• _STATED PROBLEM_
Whenever a line contains the string "Thời", copy it out of the entries.

Data records

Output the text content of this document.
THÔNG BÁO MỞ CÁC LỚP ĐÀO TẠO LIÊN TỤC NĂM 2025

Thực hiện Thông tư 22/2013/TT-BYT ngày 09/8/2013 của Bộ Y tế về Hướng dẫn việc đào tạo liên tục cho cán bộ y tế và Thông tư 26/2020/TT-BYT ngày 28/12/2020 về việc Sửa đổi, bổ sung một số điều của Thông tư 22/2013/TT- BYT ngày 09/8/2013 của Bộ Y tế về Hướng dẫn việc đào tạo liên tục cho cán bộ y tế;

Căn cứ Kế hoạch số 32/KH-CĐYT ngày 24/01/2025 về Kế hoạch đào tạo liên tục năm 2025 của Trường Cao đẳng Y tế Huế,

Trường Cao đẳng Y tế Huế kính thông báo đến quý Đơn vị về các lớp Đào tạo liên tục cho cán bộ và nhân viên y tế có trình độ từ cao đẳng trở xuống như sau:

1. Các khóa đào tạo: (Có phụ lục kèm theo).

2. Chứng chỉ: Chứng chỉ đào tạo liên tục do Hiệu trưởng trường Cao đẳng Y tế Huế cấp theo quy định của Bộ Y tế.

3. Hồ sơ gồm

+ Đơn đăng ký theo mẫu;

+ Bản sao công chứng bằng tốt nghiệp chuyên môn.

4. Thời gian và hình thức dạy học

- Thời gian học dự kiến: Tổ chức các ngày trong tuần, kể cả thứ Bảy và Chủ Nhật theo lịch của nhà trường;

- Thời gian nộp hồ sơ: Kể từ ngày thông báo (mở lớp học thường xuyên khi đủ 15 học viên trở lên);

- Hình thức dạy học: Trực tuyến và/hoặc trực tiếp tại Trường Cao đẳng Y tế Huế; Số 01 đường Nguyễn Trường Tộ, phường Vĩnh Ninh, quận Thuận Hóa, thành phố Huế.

• _IN RESPONSE_
4. Thời gian và hình thức dạy học
- Thời gian học dự kiến: Tổ chức các ngày trong tuần, kể cả thứ Bảy và Chủ Nhật theo lịch của nhà trường;
- Thời gian nộp hồ sơ: Kể từ ngày thông báo (mở lớp học thường xuyên khi đủ 15 học viên trở lên);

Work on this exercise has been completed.